Exercise instructions: Gather all lines with "Nordby" from the records.

Saved data entries
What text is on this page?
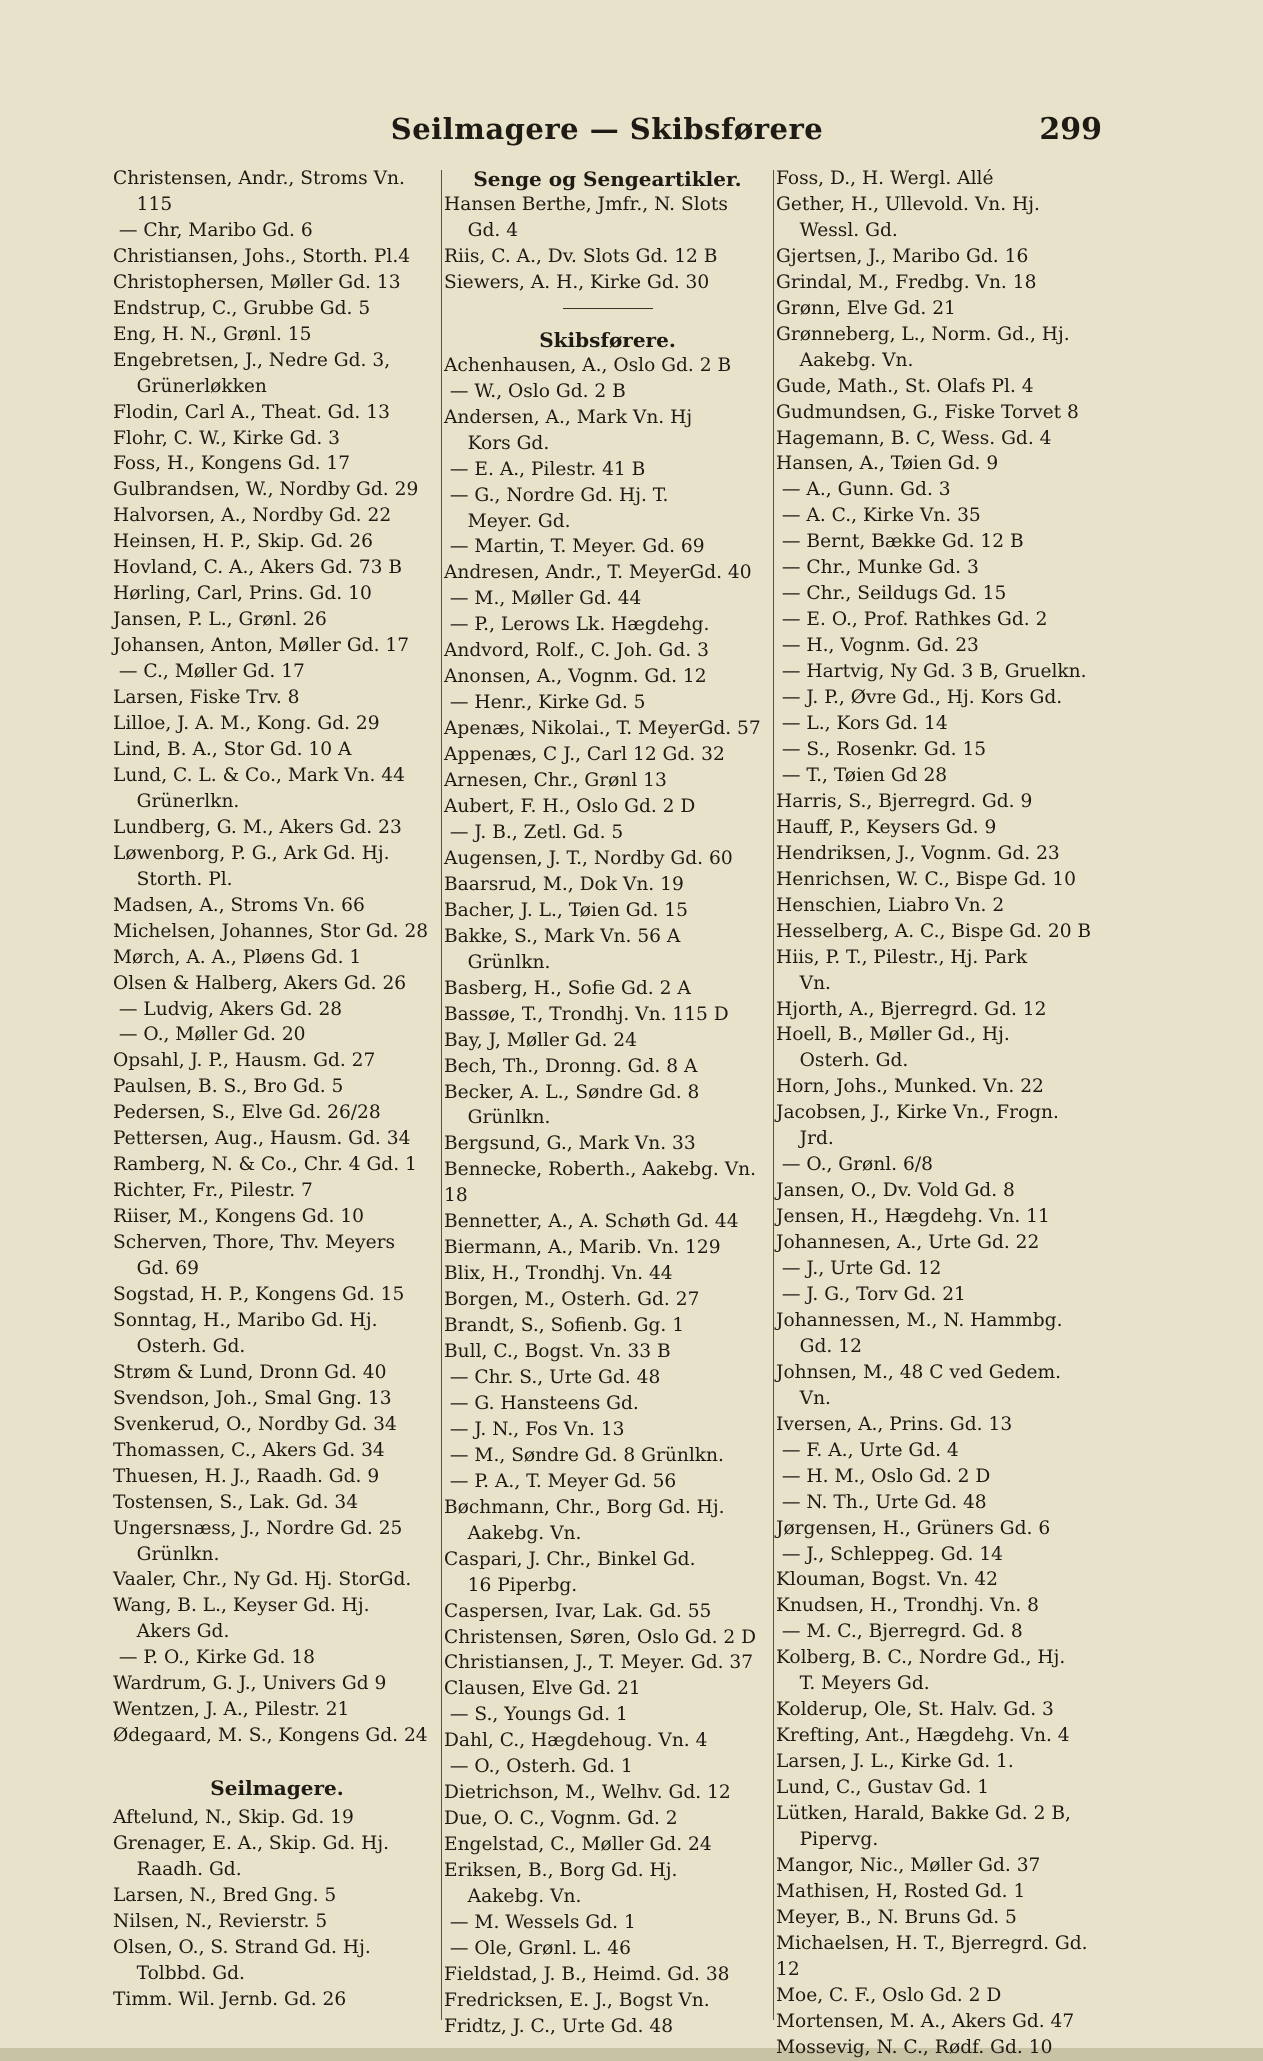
Seilmagere — Skibsførere	299

Christensen, Andr., Stroms Vn.

115

— Chr, Maribo Gd. 6

Christiansen, Johs., Storth. Pl.4

Christophersen, Møller Gd. 13

Endstrup, C., Grubbe Gd. 5

Eng, H. N., Grønl. 15

Engebretsen, J., Nedre Gd. 3,

Grünerløkken

Flodin, Carl A., Theat. Gd. 13

Flohr, C. W., Kirke Gd. 3

Foss, H., Kongens Gd. 17

Gulbrandsen, W., Nordby Gd. 29

Halvorsen, A., Nordby Gd. 22

Heinsen, H. P., Skip. Gd. 26

Hovland, C. A., Akers Gd. 73 B

Hørling, Carl, Prins. Gd. 10

Jansen, P. L., Grønl. 26

Johansen, Anton, Møller Gd. 17

— C., Møller Gd. 17

Larsen, Fiske Trv. 8

Lilloe, J. A. M., Kong. Gd. 29

Lind, B. A., Stor Gd. 10 A

Lund, C. L. & Co., Mark Vn. 44

Grünerlkn.

Lundberg, G. M., Akers Gd. 23

Løwenborg, P. G., Ark Gd. Hj.

Storth. Pl.

Madsen, A., Stroms Vn. 66

Michelsen, Johannes, Stor Gd. 28

Mørch, A. A., Pløens Gd. 1

Olsen & Halberg, Akers Gd. 26

— Ludvig, Akers Gd. 28

— O., Møller Gd. 20

Opsahl, J. P., Hausm. Gd. 27

Paulsen, B. S., Bro Gd. 5

Pedersen, S., Elve Gd. 26/28

Pettersen, Aug., Hausm. Gd. 34

Ramberg, N. & Co., Chr. 4 Gd. 1

Richter, Fr., Pilestr. 7

Riiser, M., Kongens Gd. 10

Scherven, Thore, Thv. Meyers

Gd. 69

Sogstad, H. P., Kongens Gd. 15

Sonntag, H., Maribo Gd. Hj.

Osterh. Gd.

Strøm & Lund, Dronn Gd. 40

Svendson, Joh., Smal Gng. 13

Svenkerud, O., Nordby Gd. 34

Thomassen, C., Akers Gd. 34

Thuesen, H. J., Raadh. Gd. 9

Tostensen, S., Lak. Gd. 34

Ungersnæss, J., Nordre Gd. 25

Grünlkn.

Vaaler, Chr., Ny Gd. Hj. StorGd.

Wang, B. L., Keyser Gd. Hj.

Akers Gd.

— P. O., Kirke Gd. 18

Wardrum, G. J., Univers Gd 9

Wentzen, J. A., Pilestr. 21

Ødegaard, M. S., Kongens Gd. 24

Seilmagere.

Aftelund, N., Skip. Gd. 19

Grenager, E. A., Skip. Gd. Hj.

Raadh. Gd.

Larsen, N., Bred Gng. 5

Nilsen, N., Revierstr. 5

Olsen, O., S. Strand Gd. Hj.

Tolbbd. Gd.

Timm. Wil. Jernb. Gd. 26

Senge og Sengeartikler.

Hansen Berthe, Jmfr., N. Slots

Gd. 4

Riis, C. A., Dv. Slots Gd. 12 B

Siewers, A. H., Kirke Gd. 30

Skibsførere.

Achenhausen, A., Oslo Gd. 2 B

— W., Oslo Gd. 2 B

Andersen, A., Mark Vn. Hj

Kors Gd.

— E. A., Pilestr. 41 B

— G., Nordre Gd. Hj. T.

Meyer. Gd.

— Martin, T. Meyer. Gd. 69

Andresen, Andr., T. MeyerGd. 40

— M., Møller Gd. 44

— P., Lerows Lk. Hægdehg.

Andvord, Rolf., C. Joh. Gd. 3

Anonsen, A., Vognm. Gd. 12

— Henr., Kirke Gd. 5

Apenæs, Nikolai., T. MeyerGd. 57

Appenæs, C J., Carl 12 Gd. 32

Arnesen, Chr., Grønl 13

Aubert, F. H., Oslo Gd. 2 D

— J. B., Zetl. Gd. 5

Augensen, J. T., Nordby Gd. 60

Baarsrud, M., Dok Vn. 19

Bacher, J. L., Tøien Gd. 15

Bakke, S., Mark Vn. 56 A

Grünlkn.

Basberg, H., Sofie Gd. 2 A

Bassøe, T., Trondhj. Vn. 115 D

Bay, J, Møller Gd. 24

Bech, Th., Dronng. Gd. 8 A

Becker, A. L., Søndre Gd. 8

Grünlkn.

Bergsund, G., Mark Vn. 33

Bennecke, Roberth., Aakebg. Vn. 18

Bennetter, A., A. Schøth Gd. 44

Biermann, A., Marib. Vn. 129

Blix, H., Trondhj. Vn. 44

Borgen, M., Osterh. Gd. 27

Brandt, S., Sofienb. Gg. 1

Bull, C., Bogst. Vn. 33 B

— Chr. S., Urte Gd. 48

— G. Hansteens Gd.

— J. N., Fos Vn. 13

— M., Søndre Gd. 8 Grünlkn.

— P. A., T. Meyer Gd. 56

Bøchmann, Chr., Borg Gd. Hj.

Aakebg. Vn.

Caspari, J. Chr., Binkel Gd.

16 Piperbg.

Caspersen, Ivar, Lak. Gd. 55

Christensen, Søren, Oslo Gd. 2 D

Christiansen, J., T. Meyer. Gd. 37

Clausen, Elve Gd. 21

— S., Youngs Gd. 1

Dahl, C., Hægdehoug. Vn. 4

— O., Osterh. Gd. 1

Dietrichson, M., Welhv. Gd. 12

Due, O. C., Vognm. Gd. 2

Engelstad, C., Møller Gd. 24

Eriksen, B., Borg Gd. Hj.

Aakebg. Vn.

— M. Wessels Gd. 1

— Ole, Grønl. L. 46

Fieldstad, J. B., Heimd. Gd. 38

Fredricksen, E. J., Bogst Vn.

Fridtz, J. C., Urte Gd. 48

Foss, D., H. Wergl. Allé

Gether, H., Ullevold. Vn. Hj.

Wessl. Gd.

Gjertsen, J., Maribo Gd. 16

Grindal, M., Fredbg. Vn. 18

Grønn, Elve Gd. 21

Grønneberg, L., Norm. Gd., Hj.

Aakebg. Vn.

Gude, Math., St. Olafs Pl. 4

Gudmundsen, G., Fiske Torvet 8

Hagemann, B. C, Wess. Gd. 4

Hansen, A., Tøien Gd. 9

— A., Gunn. Gd. 3

— A. C., Kirke Vn. 35

— Bernt, Bække Gd. 12 B

— Chr., Munke Gd. 3

— Chr., Seildugs Gd. 15

— E. O., Prof. Rathkes Gd. 2

— H., Vognm. Gd. 23

— Hartvig, Ny Gd. 3 B, Gruelkn.

— J. P., Øvre Gd., Hj. Kors Gd.

— L., Kors Gd. 14

— S., Rosenkr. Gd. 15

— T., Tøien Gd 28

Harris, S., Bjerregrd. Gd. 9

Hauff, P., Keysers Gd. 9

Hendriksen, J., Vognm. Gd. 23

Henrichsen, W. C., Bispe Gd. 10

Henschien, Liabro Vn. 2

Hesselberg, A. C., Bispe Gd. 20 B

Hiis, P. T., Pilestr., Hj. Park

Vn.

Hjorth, A., Bjerregrd. Gd. 12

Hoell, B., Møller Gd., Hj.

Osterh. Gd.

Horn, Johs., Munked. Vn. 22

Jacobsen, J., Kirke Vn., Frogn.

Jrd.

— O., Grønl. 6/8

Jansen, O., Dv. Vold Gd. 8

Jensen, H., Hægdehg. Vn. 11

Johannesen, A., Urte Gd. 22

— J., Urte Gd. 12

— J. G., Torv Gd. 21

Johannessen, M., N. Hammbg.

Gd. 12

Johnsen, M., 48 C ved Gedem.

Vn.

Iversen, A., Prins. Gd. 13

— F. A., Urte Gd. 4

— H. M., Oslo Gd. 2 D

— N. Th., Urte Gd. 48

Jørgensen, H., Grüners Gd. 6

— J., Schleppeg. Gd. 14

Klouman, Bogst. Vn. 42

Knudsen, H., Trondhj. Vn. 8

— M. C., Bjerregrd. Gd. 8

Kolberg, B. C., Nordre Gd., Hj.

T. Meyers Gd.

Kolderup, Ole, St. Halv. Gd. 3

Krefting, Ant., Hægdehg. Vn. 4

Larsen, J. L., Kirke Gd. 1.

Lund, C., Gustav Gd. 1

Lütken, Harald, Bakke Gd. 2 B,

Pipervg.

Mangor, Nic., Møller Gd. 37

Mathisen, H, Rosted Gd. 1

Meyer, B., N. Bruns Gd. 5

Michaelsen, H. T., Bjerregrd. Gd. 12

Moe, C. F., Oslo Gd. 2 D

Mortensen, M. A., Akers Gd. 47

Mossevig, N. C., Rødf. Gd. 10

Full solution:
Gulbrandsen, W., Nordby Gd. 29
Halvorsen, A., Nordby Gd. 22
Svenkerud, O., Nordby Gd. 34
Augensen, J. T., Nordby Gd. 60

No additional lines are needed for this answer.